— Begin Page extract —
Re: 'code unit' and 'code point' meaning check

From: Doug Ewell (dewell@adelphia.net)
Date: Fri May 16 2003 - 03:11:22 EDT

  • Next message: William Overington: "Re: 'code unit' and 'code point' meaning check"

    My day to pick on Philippe Verdy <verdy_p at wanadoo dot fr>:

    >> In a nutshell: Unicode is not UTF-16.
    >
    > Or in other words, Unicode defines *code points* only, not code units
    > (this is left to specific encodings used to serialize it, including
    > UTF-*, and "compressed" BOCU and CESU encodings, which can all be
    > computed algorithmically from Unicode code points).

    Unicode defines the encoding forms, and thus the code units used by
    those encoding forms. If Philippe simply means that the code units used
    to represent a given code point vary depending on the chosen encoding
    form, he is of course right.

    Note that there is a bit of confusion here between encoding forms, which
    are about code units, and encoding schemes, which are about bytes. (I
    had a lot of trouble separating these two, at first.) Also, replace
    "CESU" with "SCSU" in this passage.
— End Page extract —
#### [Exercises to complete]
A. Quote the post on code units and code points, starting with "Note that there" and going on through "in this passage.".
B. In the post on code units and code points, which name should replace "CESU" in the quoted passage?
C. Continue the post on code units and code points from where it stops.
— Begin Record extracts —
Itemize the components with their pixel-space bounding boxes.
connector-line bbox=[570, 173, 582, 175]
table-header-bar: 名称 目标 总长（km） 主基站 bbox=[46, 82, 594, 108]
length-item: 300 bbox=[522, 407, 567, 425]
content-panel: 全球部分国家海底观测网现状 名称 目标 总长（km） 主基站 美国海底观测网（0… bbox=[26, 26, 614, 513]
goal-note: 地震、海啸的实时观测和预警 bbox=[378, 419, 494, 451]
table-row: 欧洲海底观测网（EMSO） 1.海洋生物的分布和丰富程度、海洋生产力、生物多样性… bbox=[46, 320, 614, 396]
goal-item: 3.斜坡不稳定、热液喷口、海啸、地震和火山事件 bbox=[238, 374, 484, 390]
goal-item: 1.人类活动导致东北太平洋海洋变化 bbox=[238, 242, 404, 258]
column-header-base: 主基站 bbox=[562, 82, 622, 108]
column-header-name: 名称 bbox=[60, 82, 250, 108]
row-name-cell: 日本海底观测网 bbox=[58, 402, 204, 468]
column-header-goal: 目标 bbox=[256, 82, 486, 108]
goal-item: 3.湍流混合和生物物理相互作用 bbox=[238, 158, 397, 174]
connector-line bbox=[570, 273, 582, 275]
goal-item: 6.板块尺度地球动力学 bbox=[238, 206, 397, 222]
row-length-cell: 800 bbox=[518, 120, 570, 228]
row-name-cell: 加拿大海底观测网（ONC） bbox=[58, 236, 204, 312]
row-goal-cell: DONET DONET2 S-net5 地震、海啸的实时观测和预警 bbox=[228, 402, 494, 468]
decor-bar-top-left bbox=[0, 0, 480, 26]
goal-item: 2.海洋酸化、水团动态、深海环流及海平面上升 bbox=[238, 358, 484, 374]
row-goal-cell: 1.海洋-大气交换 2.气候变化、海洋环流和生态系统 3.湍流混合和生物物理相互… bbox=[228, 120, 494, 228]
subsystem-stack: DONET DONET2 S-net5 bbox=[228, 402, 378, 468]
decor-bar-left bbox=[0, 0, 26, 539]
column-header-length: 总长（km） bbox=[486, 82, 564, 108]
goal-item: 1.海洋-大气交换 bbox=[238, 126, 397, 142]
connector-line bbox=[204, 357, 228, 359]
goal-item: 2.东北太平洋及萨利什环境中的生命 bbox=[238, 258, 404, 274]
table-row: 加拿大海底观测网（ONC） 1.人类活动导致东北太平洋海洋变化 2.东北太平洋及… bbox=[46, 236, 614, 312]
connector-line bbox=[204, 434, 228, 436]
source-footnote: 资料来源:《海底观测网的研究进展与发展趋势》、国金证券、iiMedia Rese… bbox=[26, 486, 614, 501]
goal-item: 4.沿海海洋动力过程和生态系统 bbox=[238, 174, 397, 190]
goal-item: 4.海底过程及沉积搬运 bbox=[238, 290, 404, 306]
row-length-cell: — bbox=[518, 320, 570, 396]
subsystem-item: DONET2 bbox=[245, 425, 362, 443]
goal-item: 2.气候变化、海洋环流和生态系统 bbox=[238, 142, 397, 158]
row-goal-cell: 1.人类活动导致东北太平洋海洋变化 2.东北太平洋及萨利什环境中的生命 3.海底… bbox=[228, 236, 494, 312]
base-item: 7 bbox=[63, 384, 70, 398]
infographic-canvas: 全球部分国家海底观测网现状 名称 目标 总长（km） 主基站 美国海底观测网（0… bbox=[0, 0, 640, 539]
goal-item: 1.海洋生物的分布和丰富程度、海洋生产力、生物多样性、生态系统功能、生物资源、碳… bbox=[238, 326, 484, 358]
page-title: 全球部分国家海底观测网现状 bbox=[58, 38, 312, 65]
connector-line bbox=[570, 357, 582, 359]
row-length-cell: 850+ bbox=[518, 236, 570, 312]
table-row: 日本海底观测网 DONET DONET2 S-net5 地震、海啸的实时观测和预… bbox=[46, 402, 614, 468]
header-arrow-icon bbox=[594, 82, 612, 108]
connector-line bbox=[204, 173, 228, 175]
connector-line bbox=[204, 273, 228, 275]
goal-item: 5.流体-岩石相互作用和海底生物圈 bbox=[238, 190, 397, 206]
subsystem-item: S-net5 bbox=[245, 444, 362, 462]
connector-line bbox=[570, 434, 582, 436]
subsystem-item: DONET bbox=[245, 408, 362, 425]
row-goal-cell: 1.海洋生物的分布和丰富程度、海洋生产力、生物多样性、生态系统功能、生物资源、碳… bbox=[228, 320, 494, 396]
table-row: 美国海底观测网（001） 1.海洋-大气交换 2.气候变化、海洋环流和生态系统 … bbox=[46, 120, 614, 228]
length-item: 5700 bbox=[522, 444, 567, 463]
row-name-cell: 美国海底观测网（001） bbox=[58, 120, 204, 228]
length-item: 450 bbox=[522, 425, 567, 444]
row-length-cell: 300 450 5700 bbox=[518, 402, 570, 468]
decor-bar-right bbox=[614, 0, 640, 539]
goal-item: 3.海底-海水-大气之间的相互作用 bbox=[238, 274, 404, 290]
— End Record extracts —
#### [Outputs for the tasks]
A.
Note that there is a bit of confusion here between encoding forms, which
    are about code units, and encoding schemes, which are about bytes. (I
    had a lot of trouble separating these two, at first.) Also, replace
    "CESU" with "SCSU" in this passage.

B. "SCSU"

C.
    > Note that some UTF-* encodings are now described by Unicode.org as
    > standards, but is technically an annex to the standard, and not
    > necessary to its definition.

    As Michka pointed out, Unicode Standard Annexes *are* part of the
    Unicode Standard. But this is moot, since all three UTF's are defined
    directly in the standard itself, not in UAX's (although UTF-32 used to
    be).

    This has nothing to do with whether Unicode conformance requires
    implementation of any particular UTF. (It does not.)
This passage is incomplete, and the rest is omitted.